# [WHAT IS EXPECTED]
Reproduce the lines exactly, from the start of the records through the line that contains "Point: [114, 639, 136, 653]", including both ends.

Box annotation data
***

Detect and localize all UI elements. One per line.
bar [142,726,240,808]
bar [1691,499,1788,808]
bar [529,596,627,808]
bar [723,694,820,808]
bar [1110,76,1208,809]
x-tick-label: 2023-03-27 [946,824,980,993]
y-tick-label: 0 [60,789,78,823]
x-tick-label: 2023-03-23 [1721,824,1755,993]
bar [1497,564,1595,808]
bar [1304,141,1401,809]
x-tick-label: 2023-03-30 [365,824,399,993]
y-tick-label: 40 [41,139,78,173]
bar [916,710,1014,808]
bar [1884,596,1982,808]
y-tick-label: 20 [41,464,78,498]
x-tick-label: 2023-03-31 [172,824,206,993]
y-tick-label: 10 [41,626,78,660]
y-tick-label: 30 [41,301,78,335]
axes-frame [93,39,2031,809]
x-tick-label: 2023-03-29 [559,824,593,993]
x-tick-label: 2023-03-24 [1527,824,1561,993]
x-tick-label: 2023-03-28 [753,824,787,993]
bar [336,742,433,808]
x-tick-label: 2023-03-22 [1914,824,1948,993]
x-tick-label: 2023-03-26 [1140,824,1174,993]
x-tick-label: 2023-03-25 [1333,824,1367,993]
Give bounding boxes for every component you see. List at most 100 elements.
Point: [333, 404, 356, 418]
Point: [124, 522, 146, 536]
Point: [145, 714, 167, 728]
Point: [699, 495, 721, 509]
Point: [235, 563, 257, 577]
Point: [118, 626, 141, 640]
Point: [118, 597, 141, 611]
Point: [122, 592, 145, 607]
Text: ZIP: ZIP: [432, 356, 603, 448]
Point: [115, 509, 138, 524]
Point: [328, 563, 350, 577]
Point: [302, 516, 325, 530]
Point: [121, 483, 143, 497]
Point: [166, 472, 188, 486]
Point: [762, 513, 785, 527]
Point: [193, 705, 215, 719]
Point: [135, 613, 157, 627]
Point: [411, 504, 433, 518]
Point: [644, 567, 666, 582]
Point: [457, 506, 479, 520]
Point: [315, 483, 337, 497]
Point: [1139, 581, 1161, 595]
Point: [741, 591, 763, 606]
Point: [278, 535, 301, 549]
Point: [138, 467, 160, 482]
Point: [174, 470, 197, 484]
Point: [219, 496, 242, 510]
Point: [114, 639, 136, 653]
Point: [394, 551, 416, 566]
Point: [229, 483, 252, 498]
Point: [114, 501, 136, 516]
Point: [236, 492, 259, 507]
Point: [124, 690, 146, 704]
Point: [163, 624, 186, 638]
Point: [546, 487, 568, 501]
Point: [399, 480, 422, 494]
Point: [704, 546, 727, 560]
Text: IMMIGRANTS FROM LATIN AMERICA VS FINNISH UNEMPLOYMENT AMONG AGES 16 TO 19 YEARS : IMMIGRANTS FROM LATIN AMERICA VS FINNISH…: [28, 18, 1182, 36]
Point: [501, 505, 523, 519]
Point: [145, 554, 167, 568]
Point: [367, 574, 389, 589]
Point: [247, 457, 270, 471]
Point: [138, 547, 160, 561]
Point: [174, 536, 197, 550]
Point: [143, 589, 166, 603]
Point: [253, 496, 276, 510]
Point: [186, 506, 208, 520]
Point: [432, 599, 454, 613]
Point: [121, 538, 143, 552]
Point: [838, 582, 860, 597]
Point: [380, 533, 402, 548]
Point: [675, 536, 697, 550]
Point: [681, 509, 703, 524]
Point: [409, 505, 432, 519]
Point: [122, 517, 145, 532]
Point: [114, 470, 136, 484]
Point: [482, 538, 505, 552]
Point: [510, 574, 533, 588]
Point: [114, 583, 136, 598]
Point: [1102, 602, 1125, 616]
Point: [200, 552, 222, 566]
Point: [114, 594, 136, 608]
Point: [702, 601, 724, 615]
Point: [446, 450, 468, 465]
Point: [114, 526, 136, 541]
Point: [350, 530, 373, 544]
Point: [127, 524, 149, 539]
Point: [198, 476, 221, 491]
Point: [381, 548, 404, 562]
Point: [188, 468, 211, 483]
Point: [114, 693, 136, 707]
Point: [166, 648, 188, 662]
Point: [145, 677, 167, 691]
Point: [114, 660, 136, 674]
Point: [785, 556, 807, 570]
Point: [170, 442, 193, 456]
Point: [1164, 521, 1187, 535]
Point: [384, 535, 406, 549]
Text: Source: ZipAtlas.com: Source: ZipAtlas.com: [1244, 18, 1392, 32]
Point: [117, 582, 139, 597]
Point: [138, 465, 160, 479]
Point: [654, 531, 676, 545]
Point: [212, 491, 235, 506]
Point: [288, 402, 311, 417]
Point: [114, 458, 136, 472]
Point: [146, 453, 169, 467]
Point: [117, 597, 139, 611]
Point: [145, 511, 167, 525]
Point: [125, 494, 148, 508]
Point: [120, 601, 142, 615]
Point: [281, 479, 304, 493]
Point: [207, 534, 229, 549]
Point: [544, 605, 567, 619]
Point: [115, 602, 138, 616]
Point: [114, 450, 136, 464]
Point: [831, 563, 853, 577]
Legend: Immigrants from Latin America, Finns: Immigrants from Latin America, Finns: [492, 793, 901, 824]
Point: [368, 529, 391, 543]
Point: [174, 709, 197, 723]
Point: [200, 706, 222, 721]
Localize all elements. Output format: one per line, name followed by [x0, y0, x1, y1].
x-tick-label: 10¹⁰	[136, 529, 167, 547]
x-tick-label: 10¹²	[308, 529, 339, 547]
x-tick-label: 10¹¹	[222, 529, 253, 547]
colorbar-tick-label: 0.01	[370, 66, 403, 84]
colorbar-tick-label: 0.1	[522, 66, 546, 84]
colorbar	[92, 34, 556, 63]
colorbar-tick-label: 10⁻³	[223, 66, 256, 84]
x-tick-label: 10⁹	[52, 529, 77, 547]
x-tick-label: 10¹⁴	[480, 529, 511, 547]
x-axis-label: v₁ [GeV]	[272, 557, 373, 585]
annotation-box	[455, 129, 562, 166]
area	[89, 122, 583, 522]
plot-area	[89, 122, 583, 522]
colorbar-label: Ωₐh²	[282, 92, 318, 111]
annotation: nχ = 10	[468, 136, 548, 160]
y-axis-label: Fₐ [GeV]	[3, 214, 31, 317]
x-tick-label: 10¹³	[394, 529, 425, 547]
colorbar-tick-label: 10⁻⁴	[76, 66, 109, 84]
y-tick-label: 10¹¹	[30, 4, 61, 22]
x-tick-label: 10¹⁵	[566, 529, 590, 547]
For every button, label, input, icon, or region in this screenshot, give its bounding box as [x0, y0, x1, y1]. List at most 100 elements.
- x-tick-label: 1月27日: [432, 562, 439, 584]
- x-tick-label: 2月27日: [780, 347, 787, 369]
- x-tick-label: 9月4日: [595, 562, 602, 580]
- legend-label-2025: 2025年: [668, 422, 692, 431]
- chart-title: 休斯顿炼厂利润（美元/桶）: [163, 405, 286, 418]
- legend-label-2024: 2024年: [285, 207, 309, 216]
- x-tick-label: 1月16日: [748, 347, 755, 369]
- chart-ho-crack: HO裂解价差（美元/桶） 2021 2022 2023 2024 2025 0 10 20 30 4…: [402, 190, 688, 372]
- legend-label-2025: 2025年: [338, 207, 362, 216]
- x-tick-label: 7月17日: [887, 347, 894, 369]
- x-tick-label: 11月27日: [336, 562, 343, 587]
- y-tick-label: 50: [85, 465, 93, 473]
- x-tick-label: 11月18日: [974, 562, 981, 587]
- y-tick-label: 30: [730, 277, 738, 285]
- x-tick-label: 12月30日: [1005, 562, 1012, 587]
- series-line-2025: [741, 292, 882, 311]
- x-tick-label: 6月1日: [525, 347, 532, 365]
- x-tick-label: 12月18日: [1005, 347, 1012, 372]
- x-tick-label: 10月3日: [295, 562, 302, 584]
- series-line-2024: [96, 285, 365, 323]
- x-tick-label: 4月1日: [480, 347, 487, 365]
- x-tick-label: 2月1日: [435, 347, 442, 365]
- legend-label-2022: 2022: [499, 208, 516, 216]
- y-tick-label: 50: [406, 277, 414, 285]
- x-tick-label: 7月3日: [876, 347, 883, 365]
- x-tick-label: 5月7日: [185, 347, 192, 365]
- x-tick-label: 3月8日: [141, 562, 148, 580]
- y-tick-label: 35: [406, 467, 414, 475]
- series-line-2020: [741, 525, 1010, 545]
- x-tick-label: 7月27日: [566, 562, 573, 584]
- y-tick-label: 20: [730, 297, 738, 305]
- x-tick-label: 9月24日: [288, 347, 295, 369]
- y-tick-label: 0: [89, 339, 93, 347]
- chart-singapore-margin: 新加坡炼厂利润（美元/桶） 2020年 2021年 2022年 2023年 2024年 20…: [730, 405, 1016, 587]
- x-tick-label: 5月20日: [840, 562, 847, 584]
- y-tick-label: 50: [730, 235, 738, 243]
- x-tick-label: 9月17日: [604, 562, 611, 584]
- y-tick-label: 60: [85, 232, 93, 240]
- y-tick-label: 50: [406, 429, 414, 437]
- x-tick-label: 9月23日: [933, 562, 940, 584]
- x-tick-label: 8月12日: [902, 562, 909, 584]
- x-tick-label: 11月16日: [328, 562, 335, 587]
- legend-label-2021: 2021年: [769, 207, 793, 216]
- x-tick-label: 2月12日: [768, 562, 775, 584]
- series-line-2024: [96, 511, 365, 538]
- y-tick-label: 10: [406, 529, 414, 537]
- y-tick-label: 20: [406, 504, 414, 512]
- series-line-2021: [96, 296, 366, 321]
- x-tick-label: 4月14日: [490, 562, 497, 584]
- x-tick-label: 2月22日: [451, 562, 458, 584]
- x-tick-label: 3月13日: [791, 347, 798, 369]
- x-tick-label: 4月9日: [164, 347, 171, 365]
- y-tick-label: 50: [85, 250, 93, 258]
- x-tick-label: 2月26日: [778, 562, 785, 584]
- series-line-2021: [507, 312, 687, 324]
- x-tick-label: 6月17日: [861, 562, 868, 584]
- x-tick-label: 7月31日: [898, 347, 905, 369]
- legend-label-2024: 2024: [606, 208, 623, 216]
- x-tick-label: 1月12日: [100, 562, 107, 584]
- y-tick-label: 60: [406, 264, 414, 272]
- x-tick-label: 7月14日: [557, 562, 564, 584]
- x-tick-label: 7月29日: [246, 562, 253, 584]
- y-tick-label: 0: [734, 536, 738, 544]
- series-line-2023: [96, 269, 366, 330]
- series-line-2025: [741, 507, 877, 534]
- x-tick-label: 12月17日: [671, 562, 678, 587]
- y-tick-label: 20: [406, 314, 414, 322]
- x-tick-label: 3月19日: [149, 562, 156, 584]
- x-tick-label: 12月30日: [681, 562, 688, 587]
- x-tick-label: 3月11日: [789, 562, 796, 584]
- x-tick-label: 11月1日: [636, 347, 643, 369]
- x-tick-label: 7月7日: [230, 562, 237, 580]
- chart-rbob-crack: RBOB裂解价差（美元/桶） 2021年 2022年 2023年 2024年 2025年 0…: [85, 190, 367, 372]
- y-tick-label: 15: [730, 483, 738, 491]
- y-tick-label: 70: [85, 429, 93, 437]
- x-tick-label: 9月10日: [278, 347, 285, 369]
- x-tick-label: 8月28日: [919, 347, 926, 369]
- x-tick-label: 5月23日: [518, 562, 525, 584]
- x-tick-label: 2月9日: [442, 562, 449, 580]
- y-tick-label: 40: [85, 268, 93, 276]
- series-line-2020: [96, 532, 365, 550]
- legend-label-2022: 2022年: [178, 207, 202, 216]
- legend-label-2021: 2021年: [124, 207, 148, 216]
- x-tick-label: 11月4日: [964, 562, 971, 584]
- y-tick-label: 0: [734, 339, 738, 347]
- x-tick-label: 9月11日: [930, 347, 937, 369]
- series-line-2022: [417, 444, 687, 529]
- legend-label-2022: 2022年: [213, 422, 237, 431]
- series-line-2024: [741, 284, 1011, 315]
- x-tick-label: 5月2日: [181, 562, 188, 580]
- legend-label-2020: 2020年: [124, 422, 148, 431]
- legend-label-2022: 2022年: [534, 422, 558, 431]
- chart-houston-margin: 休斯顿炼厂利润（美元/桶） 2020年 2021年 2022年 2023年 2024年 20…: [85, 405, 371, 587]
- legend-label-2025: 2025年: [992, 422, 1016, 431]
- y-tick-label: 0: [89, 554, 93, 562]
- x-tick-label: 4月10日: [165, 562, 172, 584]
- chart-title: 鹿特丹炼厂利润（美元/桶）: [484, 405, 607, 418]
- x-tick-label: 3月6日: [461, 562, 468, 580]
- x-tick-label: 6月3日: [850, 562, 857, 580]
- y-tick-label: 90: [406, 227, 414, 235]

***

# [SOLVED PROBLEM]
Detect and localize all UI elements. One per line.
bar [142,726,240,808]
bar [1691,499,1788,808]
bar [529,596,627,808]
bar [723,694,820,808]
bar [1110,76,1208,809]
x-tick-label: 2023-03-27 [946,824,980,993]
y-tick-label: 0 [60,789,78,823]
x-tick-label: 2023-03-23 [1721,824,1755,993]
bar [1497,564,1595,808]
bar [1304,141,1401,809]
x-tick-label: 2023-03-30 [365,824,399,993]
y-tick-label: 40 [41,139,78,173]
bar [916,710,1014,808]
bar [1884,596,1982,808]
y-tick-label: 20 [41,464,78,498]
x-tick-label: 2023-03-31 [172,824,206,993]
y-tick-label: 10 [41,626,78,660]
y-tick-label: 30 [41,301,78,335]
axes-frame [93,39,2031,809]
x-tick-label: 2023-03-29 [559,824,593,993]
x-tick-label: 2023-03-24 [1527,824,1561,993]
x-tick-label: 2023-03-28 [753,824,787,993]
bar [336,742,433,808]
x-tick-label: 2023-03-22 [1914,824,1948,993]
x-tick-label: 2023-03-26 [1140,824,1174,993]
x-tick-label: 2023-03-25 [1333,824,1367,993]
Give bounding boxes for every component you see. List at most 100 elements.
Point: [333, 404, 356, 418]
Point: [124, 522, 146, 536]
Point: [145, 714, 167, 728]
Point: [699, 495, 721, 509]
Point: [235, 563, 257, 577]
Point: [118, 626, 141, 640]
Point: [118, 597, 141, 611]
Point: [122, 592, 145, 607]
Text: ZIP: ZIP: [432, 356, 603, 448]
Point: [115, 509, 138, 524]
Point: [328, 563, 350, 577]
Point: [302, 516, 325, 530]
Point: [121, 483, 143, 497]
Point: [166, 472, 188, 486]
Point: [762, 513, 785, 527]
Point: [193, 705, 215, 719]
Point: [135, 613, 157, 627]
Point: [411, 504, 433, 518]
Point: [644, 567, 666, 582]
Point: [457, 506, 479, 520]
Point: [315, 483, 337, 497]
Point: [1139, 581, 1161, 595]
Point: [741, 591, 763, 606]
Point: [278, 535, 301, 549]
Point: [138, 467, 160, 482]
Point: [174, 470, 197, 484]
Point: [219, 496, 242, 510]
Point: [114, 639, 136, 653]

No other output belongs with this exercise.